> Problem requirements
Which lines hold the string "JSON"? Copy every one of them.

> Extracted material
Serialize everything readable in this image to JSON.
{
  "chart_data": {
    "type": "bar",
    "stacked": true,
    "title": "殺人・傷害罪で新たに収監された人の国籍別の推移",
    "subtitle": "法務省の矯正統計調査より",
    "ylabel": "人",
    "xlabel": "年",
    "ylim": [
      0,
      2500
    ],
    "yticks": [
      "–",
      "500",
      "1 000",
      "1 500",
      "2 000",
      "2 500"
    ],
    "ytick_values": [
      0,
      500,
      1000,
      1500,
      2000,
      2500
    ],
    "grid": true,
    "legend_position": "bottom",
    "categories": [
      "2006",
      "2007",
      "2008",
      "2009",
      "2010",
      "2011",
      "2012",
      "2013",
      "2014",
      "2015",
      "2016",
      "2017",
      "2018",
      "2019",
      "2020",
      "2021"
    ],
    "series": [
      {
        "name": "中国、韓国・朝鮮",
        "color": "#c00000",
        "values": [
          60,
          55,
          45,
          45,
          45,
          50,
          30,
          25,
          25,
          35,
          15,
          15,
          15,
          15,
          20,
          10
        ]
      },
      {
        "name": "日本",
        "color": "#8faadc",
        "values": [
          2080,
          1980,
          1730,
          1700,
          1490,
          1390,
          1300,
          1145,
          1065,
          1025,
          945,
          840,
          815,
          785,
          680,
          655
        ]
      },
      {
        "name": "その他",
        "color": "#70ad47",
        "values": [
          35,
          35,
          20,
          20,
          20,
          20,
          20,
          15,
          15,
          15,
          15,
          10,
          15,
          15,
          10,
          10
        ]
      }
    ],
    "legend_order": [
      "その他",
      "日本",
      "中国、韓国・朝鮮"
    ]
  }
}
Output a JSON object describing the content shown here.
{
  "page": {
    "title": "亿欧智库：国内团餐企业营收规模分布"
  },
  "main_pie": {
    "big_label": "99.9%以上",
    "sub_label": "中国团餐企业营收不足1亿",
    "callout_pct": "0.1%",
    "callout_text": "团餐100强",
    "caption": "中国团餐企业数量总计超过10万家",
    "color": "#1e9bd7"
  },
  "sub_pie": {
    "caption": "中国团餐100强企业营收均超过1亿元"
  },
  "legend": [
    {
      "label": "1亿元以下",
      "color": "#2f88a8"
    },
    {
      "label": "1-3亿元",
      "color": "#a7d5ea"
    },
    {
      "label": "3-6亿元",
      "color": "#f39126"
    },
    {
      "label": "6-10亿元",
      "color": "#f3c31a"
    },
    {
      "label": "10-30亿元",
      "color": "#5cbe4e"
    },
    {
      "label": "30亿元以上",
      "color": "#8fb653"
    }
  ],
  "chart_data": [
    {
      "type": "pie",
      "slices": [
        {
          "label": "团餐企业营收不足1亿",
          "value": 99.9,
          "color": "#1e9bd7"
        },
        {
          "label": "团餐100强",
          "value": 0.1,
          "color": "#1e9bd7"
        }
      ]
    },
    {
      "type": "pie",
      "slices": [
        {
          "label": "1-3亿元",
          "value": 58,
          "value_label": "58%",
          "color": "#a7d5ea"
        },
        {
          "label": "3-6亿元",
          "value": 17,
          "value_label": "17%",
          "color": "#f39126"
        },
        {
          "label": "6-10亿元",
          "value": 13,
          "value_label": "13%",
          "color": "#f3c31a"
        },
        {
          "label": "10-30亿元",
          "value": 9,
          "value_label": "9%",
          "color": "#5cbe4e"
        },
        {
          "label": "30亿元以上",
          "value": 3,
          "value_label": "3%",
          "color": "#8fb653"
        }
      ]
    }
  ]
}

> Answer to this problem
Serialize everything readable in this image to JSON.
Output a JSON object describing the content shown here.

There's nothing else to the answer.